TASK INPUTS:
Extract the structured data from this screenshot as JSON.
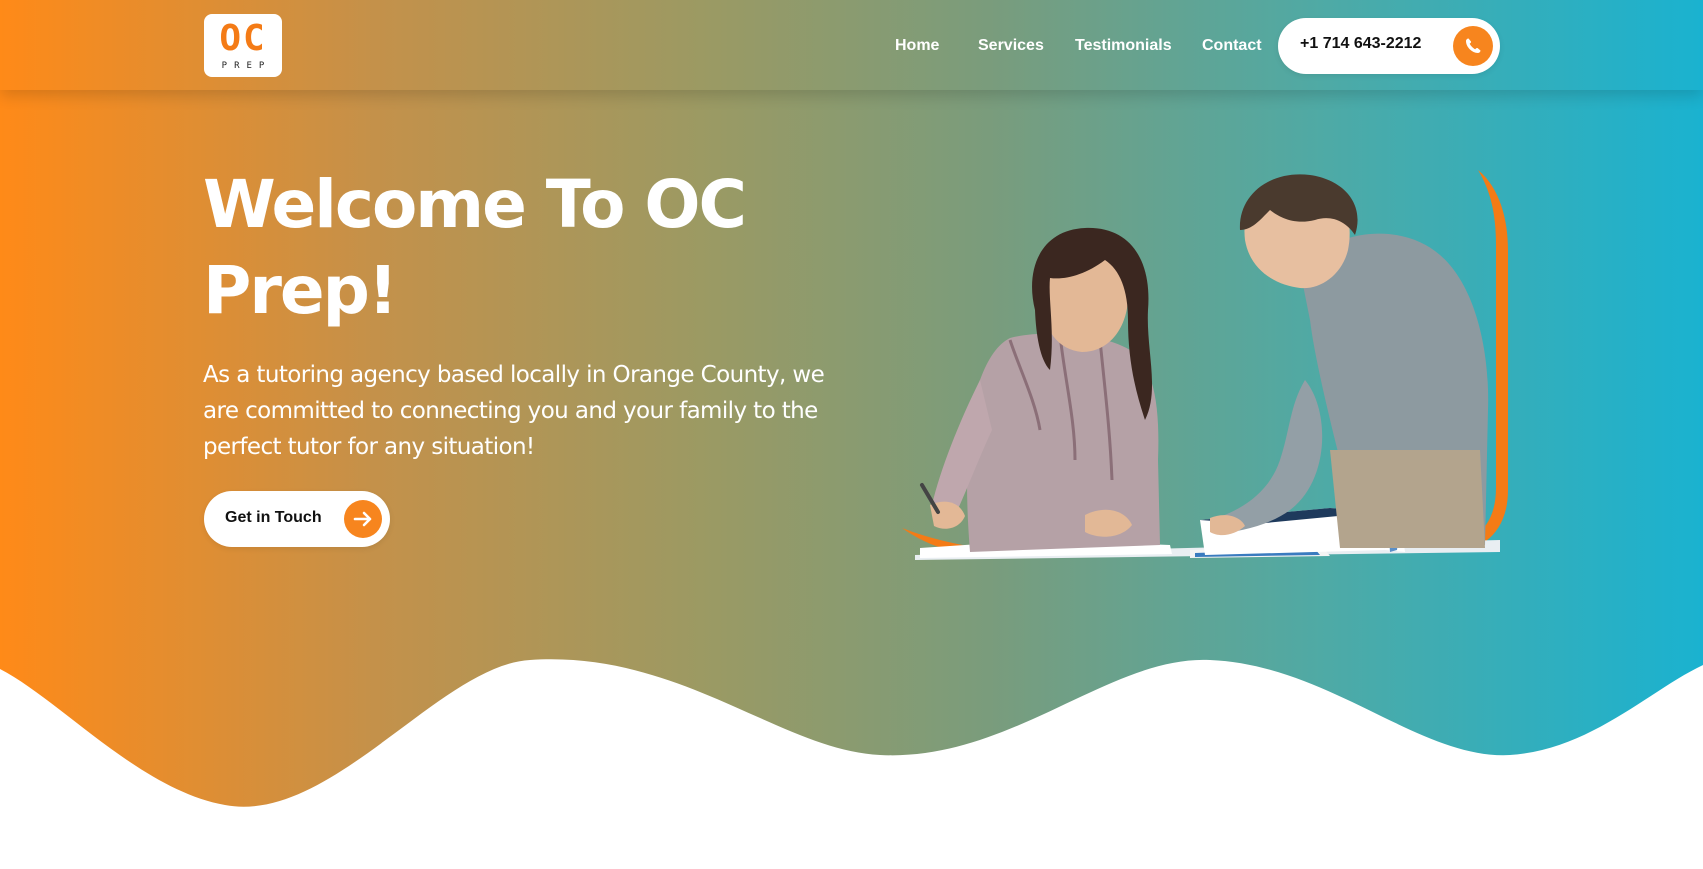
{
  "brand": {
    "logo_main": "OC",
    "logo_sub": "PREP",
    "accent_color": "#f7851e",
    "gradient_start": "#ff8a18",
    "gradient_end": "#1ab2d0"
  },
  "nav": {
    "items": [
      {
        "label": "Home"
      },
      {
        "label": "Services"
      },
      {
        "label": "Testimonials"
      },
      {
        "label": "Contact"
      }
    ],
    "phone": "+1 714 643-2212",
    "phone_icon": "phone-icon"
  },
  "hero": {
    "title": "Welcome To OC Prep!",
    "description": "As a tutoring agency based locally in Orange County, we are committed to connecting you and your family to the perfect tutor for any situation!",
    "cta_label": "Get in Touch",
    "cta_icon": "arrow-right-icon",
    "image_subject": "student-and-tutor-photo"
  }
}
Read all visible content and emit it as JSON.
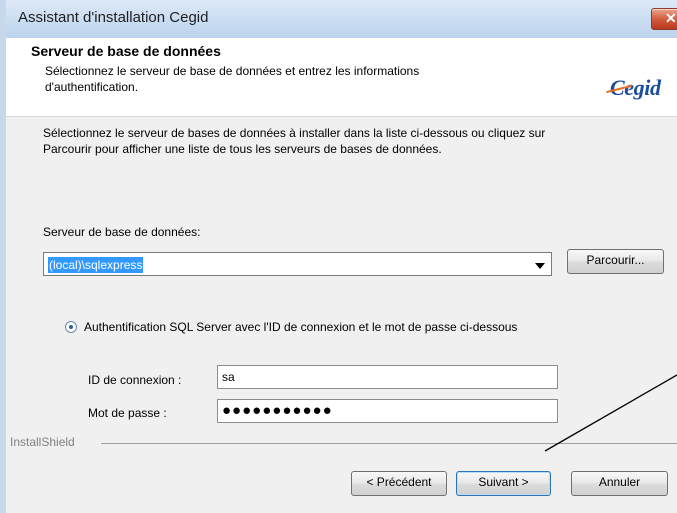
{
  "window": {
    "title": "Assistant d'installation Cegid",
    "close_icon": "✕"
  },
  "header": {
    "title": "Serveur de base de données",
    "subtitle": "Sélectionnez le serveur de base de données et entrez les informations d'authentification.",
    "logo": "Cegid"
  },
  "main": {
    "intro": "Sélectionnez le serveur de bases de données à installer dans la liste ci-dessous ou cliquez sur Parcourir pour afficher une liste de tous les serveurs de bases de données.",
    "server_label": "Serveur de base de données:",
    "server_value": "(local)\\sqlexpress",
    "browse_label": "Parcourir...",
    "auth_label": "Authentification SQL Server avec l'ID de connexion et le mot de passe ci-dessous",
    "login_label": "ID de connexion :",
    "login_value": "sa",
    "password_label": "Mot de passe :",
    "password_value": "●●●●●●●●●●●"
  },
  "footer": {
    "installshield": "InstallShield",
    "previous": "< Précédent",
    "next": "Suivant >",
    "cancel": "Annuler"
  },
  "colors": {
    "selection": "#3399ff",
    "title_gradient_top": "#dde9f6",
    "title_gradient_bottom": "#bdd4ee",
    "close_button": "#d35a3c",
    "logo": "#1a4d9c"
  },
  "icons": {
    "close": "close-icon",
    "dropdown": "dropdown-arrow-icon",
    "radio": "radio-selected-icon"
  }
}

WHAT YOU ARE ASKED TO DO: Write out, exactly as given, the line containing "Read all visible content and emit it as JSON." and every line after it through the end, with no pictures.

SOLUTION FOR THIS PROBLEM:
Read all visible content and emit it as JSON.
{
  "window": {
    "title": "Assistant d'installation Cegid",
    "close_icon": "✕"
  },
  "header": {
    "title": "Serveur de base de données",
    "subtitle": "Sélectionnez le serveur de base de données et entrez les informations d'authentification.",
    "logo": "Cegid"
  },
  "main": {
    "intro": "Sélectionnez le serveur de bases de données à installer dans la liste ci-dessous ou cliquez sur Parcourir pour afficher une liste de tous les serveurs de bases de données.",
    "server_label": "Serveur de base de données:",
    "server_value": "(local)\\sqlexpress",
    "browse_label": "Parcourir...",
    "auth_label": "Authentification SQL Server avec l'ID de connexion et le mot de passe ci-dessous",
    "login_label": "ID de connexion :",
    "login_value": "sa",
    "password_label": "Mot de passe :",
    "password_value": "●●●●●●●●●●●"
  },
  "footer": {
    "installshield": "InstallShield",
    "previous": "< Précédent",
    "next": "Suivant >",
    "cancel": "Annuler"
  },
  "colors": {
    "selection": "#3399ff",
    "title_gradient_top": "#dde9f6",
    "title_gradient_bottom": "#bdd4ee",
    "close_button": "#d35a3c",
    "logo": "#1a4d9c"
  },
  "icons": {
    "close": "close-icon",
    "dropdown": "dropdown-arrow-icon",
    "radio": "radio-selected-icon"
  }
}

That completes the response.